> _ACTIVITY_:
Retype all of the entries precisely.

> _Dataset items_:
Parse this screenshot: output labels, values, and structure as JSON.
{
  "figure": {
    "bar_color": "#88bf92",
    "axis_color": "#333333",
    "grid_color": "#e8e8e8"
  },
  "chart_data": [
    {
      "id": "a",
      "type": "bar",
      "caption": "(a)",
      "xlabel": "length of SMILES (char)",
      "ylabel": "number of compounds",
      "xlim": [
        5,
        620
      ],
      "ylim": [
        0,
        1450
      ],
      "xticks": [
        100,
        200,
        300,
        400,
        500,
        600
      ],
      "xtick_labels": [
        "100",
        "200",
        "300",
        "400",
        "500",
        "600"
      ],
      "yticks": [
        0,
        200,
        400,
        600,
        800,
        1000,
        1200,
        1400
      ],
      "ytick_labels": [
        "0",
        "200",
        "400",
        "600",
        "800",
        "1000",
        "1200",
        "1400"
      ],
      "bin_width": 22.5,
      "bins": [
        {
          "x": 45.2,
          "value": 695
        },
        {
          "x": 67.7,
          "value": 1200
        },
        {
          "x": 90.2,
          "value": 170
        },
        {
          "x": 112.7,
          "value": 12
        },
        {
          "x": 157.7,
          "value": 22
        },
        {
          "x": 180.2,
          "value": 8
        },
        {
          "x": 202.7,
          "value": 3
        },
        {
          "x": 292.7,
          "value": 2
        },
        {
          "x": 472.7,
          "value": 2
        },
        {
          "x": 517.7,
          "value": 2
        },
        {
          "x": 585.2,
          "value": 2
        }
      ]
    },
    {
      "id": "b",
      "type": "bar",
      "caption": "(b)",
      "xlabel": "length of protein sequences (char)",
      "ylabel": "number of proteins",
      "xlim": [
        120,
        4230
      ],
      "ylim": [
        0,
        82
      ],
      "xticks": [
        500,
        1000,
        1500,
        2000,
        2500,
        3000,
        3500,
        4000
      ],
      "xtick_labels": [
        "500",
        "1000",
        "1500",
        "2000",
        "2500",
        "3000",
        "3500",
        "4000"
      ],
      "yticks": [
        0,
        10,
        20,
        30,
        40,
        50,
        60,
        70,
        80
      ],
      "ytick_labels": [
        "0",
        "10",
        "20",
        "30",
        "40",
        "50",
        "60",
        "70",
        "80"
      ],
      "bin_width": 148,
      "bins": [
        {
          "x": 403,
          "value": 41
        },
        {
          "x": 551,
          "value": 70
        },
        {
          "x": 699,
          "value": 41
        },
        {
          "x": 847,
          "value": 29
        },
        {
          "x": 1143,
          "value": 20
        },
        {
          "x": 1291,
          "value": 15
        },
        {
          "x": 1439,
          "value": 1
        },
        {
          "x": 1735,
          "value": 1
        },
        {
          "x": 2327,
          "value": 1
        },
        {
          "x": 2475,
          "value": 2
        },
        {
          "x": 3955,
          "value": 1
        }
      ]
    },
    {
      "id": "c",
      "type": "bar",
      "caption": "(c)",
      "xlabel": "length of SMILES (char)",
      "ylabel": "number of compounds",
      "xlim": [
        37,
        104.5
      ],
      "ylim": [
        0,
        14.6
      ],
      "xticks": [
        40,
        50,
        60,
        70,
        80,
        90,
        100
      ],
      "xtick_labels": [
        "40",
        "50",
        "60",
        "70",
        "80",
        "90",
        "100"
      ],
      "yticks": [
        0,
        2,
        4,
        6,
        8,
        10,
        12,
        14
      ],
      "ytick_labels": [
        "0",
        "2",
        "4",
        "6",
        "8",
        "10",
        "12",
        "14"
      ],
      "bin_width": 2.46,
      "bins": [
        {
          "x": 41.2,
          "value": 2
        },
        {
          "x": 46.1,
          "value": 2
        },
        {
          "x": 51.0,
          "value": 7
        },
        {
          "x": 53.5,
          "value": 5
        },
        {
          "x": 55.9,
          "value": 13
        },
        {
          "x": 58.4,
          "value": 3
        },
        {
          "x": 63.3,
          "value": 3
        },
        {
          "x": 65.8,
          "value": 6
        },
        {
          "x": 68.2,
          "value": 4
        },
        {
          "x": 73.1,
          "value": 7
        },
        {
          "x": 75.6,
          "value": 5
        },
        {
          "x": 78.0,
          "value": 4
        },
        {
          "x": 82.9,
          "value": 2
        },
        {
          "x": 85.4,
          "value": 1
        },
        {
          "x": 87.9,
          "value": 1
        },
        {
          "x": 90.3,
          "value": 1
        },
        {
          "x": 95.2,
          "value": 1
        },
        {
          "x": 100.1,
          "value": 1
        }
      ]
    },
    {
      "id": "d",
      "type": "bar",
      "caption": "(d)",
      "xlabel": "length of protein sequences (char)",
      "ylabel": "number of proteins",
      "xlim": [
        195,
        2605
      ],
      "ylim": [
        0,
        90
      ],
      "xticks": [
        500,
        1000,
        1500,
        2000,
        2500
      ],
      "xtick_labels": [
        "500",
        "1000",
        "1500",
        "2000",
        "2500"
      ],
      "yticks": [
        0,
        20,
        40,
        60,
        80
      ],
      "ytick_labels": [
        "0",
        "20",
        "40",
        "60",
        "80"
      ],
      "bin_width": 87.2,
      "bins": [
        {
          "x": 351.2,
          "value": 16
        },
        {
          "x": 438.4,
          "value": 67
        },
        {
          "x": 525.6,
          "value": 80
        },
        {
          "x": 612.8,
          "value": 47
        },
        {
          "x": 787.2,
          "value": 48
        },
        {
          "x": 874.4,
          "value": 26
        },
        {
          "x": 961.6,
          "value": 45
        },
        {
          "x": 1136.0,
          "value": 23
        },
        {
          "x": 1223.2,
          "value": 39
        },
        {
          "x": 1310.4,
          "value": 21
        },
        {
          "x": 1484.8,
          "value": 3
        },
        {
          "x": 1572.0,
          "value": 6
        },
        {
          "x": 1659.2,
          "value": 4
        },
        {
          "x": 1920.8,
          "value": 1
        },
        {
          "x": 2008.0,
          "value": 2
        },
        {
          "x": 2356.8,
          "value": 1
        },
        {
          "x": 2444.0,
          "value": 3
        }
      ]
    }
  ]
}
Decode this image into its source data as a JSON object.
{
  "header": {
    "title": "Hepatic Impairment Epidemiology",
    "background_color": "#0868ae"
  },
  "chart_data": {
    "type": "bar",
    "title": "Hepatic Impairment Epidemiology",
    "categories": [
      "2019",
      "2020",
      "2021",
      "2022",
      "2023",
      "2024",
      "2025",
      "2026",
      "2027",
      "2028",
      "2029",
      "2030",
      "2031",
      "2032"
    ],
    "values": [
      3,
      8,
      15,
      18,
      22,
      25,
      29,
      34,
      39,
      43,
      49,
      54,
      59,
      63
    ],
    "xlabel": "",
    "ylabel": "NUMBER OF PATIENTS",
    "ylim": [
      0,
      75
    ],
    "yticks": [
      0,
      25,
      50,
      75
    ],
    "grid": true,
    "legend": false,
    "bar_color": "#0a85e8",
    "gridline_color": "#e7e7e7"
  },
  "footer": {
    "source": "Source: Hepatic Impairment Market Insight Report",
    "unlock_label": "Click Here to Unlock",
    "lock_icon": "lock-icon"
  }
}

> _TASK OUTPUT_:
Parse this screenshot: output labels, values, and structure as JSON.
{
  "figure": {
    "bar_color": "#88bf92",
    "axis_color": "#333333",
    "grid_color": "#e8e8e8"
  },
  "chart_data": [
    {
      "id": "a",
      "type": "bar",
      "caption": "(a)",
      "xlabel": "length of SMILES (char)",
      "ylabel": "number of compounds",
      "xlim": [
        5,
        620
      ],
      "ylim": [
        0,
        1450
      ],
      "xticks": [
        100,
        200,
        300,
        400,
        500,
        600
      ],
      "xtick_labels": [
        "100",
        "200",
        "300",
        "400",
        "500",
        "600"
      ],
      "yticks": [
        0,
        200,
        400,
        600,
        800,
        1000,
        1200,
        1400
      ],
      "ytick_labels": [
        "0",
        "200",
        "400",
        "600",
        "800",
        "1000",
        "1200",
        "1400"
      ],
      "bin_width": 22.5,
      "bins": [
        {
          "x": 45.2,
          "value": 695
        },
        {
          "x": 67.7,
          "value": 1200
        },
        {
          "x": 90.2,
          "value": 170
        },
        {
          "x": 112.7,
          "value": 12
        },
        {
          "x": 157.7,
          "value": 22
        },
        {
          "x": 180.2,
          "value": 8
        },
        {
          "x": 202.7,
          "value": 3
        },
        {
          "x": 292.7,
          "value": 2
        },
        {
          "x": 472.7,
          "value": 2
        },
        {
          "x": 517.7,
          "value": 2
        },
        {
          "x": 585.2,
          "value": 2
        }
      ]
    },
    {
      "id": "b",
      "type": "bar",
      "caption": "(b)",
      "xlabel": "length of protein sequences (char)",
      "ylabel": "number of proteins",
      "xlim": [
        120,
        4230
      ],
      "ylim": [
        0,
        82
      ],
      "xticks": [
        500,
        1000,
        1500,
        2000,
        2500,
        3000,
        3500,
        4000
      ],
      "xtick_labels": [
        "500",
        "1000",
        "1500",
        "2000",
        "2500",
        "3000",
        "3500",
        "4000"
      ],
      "yticks": [
        0,
        10,
        20,
        30,
        40,
        50,
        60,
        70,
        80
      ],
      "ytick_labels": [
        "0",
        "10",
        "20",
        "30",
        "40",
        "50",
        "60",
        "70",
        "80"
      ],
      "bin_width": 148,
      "bins": [
        {
          "x": 403,
          "value": 41
        },
        {
          "x": 551,
          "value": 70
        },
        {
          "x": 699,
          "value": 41
        },
        {
          "x": 847,
          "value": 29
        },
        {
          "x": 1143,
          "value": 20
        },
        {
          "x": 1291,
          "value": 15
        },
        {
          "x": 1439,
          "value": 1
        },
        {
          "x": 1735,
          "value": 1
        },
        {
          "x": 2327,
          "value": 1
        },
        {
          "x": 2475,
          "value": 2
        },
        {
          "x": 3955,
          "value": 1
        }
      ]
    },
    {
      "id": "c",
      "type": "bar",
      "caption": "(c)",
      "xlabel": "length of SMILES (char)",
      "ylabel": "number of compounds",
      "xlim": [
        37,
        104.5
      ],
      "ylim": [
        0,
        14.6
      ],
      "xticks": [
        40,
        50,
        60,
        70,
        80,
        90,
        100
      ],
      "xtick_labels": [
        "40",
        "50",
        "60",
        "70",
        "80",
        "90",
        "100"
      ],
      "yticks": [
        0,
        2,
        4,
        6,
        8,
        10,
        12,
        14
      ],
      "ytick_labels": [
        "0",
        "2",
        "4",
        "6",
        "8",
        "10",
        "12",
        "14"
      ],
      "bin_width": 2.46,
      "bins": [
        {
          "x": 41.2,
          "value": 2
        },
        {
          "x": 46.1,
          "value": 2
        },
        {
          "x": 51.0,
          "value": 7
        },
        {
          "x": 53.5,
          "value": 5
        },
        {
          "x": 55.9,
          "value": 13
        },
        {
          "x": 58.4,
          "value": 3
        },
        {
          "x": 63.3,
          "value": 3
        },
        {
          "x": 65.8,
          "value": 6
        },
        {
          "x": 68.2,
          "value": 4
        },
        {
          "x": 73.1,
          "value": 7
        },
        {
          "x": 75.6,
          "value": 5
        },
        {
          "x": 78.0,
          "value": 4
        },
        {
          "x": 82.9,
          "value": 2
        },
        {
          "x": 85.4,
          "value": 1
        },
        {
          "x": 87.9,
          "value": 1
        },
        {
          "x": 90.3,
          "value": 1
        },
        {
          "x": 95.2,
          "value": 1
        },
        {
          "x": 100.1,
          "value": 1
        }
      ]
    },
    {
      "id": "d",
      "type": "bar",
      "caption": "(d)",
      "xlabel": "length of protein sequences (char)",
      "ylabel": "number of proteins",
      "xlim": [
        195,
        2605
      ],
      "ylim": [
        0,
        90
      ],
      "xticks": [
        500,
        1000,
        1500,
        2000,
        2500
      ],
      "xtick_labels": [
        "500",
        "1000",
        "1500",
        "2000",
        "2500"
      ],
      "yticks": [
        0,
        20,
        40,
        60,
        80
      ],
      "ytick_labels": [
        "0",
        "20",
        "40",
        "60",
        "80"
      ],
      "bin_width": 87.2,
      "bins": [
        {
          "x": 351.2,
          "value": 16
        },
        {
          "x": 438.4,
          "value": 67
        },
        {
          "x": 525.6,
          "value": 80
        },
        {
          "x": 612.8,
          "value": 47
        },
        {
          "x": 787.2,
          "value": 48
        },
        {
          "x": 874.4,
          "value": 26
        },
        {
          "x": 961.6,
          "value": 45
        },
        {
          "x": 1136.0,
          "value": 23
        },
        {
          "x": 1223.2,
          "value": 39
        },
        {
          "x": 1310.4,
          "value": 21
        },
        {
          "x": 1484.8,
          "value": 3
        },
        {
          "x": 1572.0,
          "value": 6
        },
        {
          "x": 1659.2,
          "value": 4
        },
        {
          "x": 1920.8,
          "value": 1
        },
        {
          "x": 2008.0,
          "value": 2
        },
        {
          "x": 2356.8,
          "value": 1
        },
        {
          "x": 2444.0,
          "value": 3
        }
      ]
    }
  ]
}
Decode this image into its source data as a JSON object.
{
  "header": {
    "title": "Hepatic Impairment Epidemiology",
    "background_color": "#0868ae"
  },
  "chart_data": {
    "type": "bar",
    "title": "Hepatic Impairment Epidemiology",
    "categories": [
      "2019",
      "2020",
      "2021",
      "2022",
      "2023",
      "2024",
      "2025",
      "2026",
      "2027",
      "2028",
      "2029",
      "2030",
      "2031",
      "2032"
    ],
    "values": [
      3,
      8,
      15,
      18,
      22,
      25,
      29,
      34,
      39,
      43,
      49,
      54,
      59,
      63
    ],
    "xlabel": "",
    "ylabel": "NUMBER OF PATIENTS",
    "ylim": [
      0,
      75
    ],
    "yticks": [
      0,
      25,
      50,
      75
    ],
    "grid": true,
    "legend": false,
    "bar_color": "#0a85e8",
    "gridline_color": "#e7e7e7"
  },
  "footer": {
    "source": "Source: Hepatic Impairment Market Insight Report",
    "unlock_label": "Click Here to Unlock",
    "lock_icon": "lock-icon"
  }
}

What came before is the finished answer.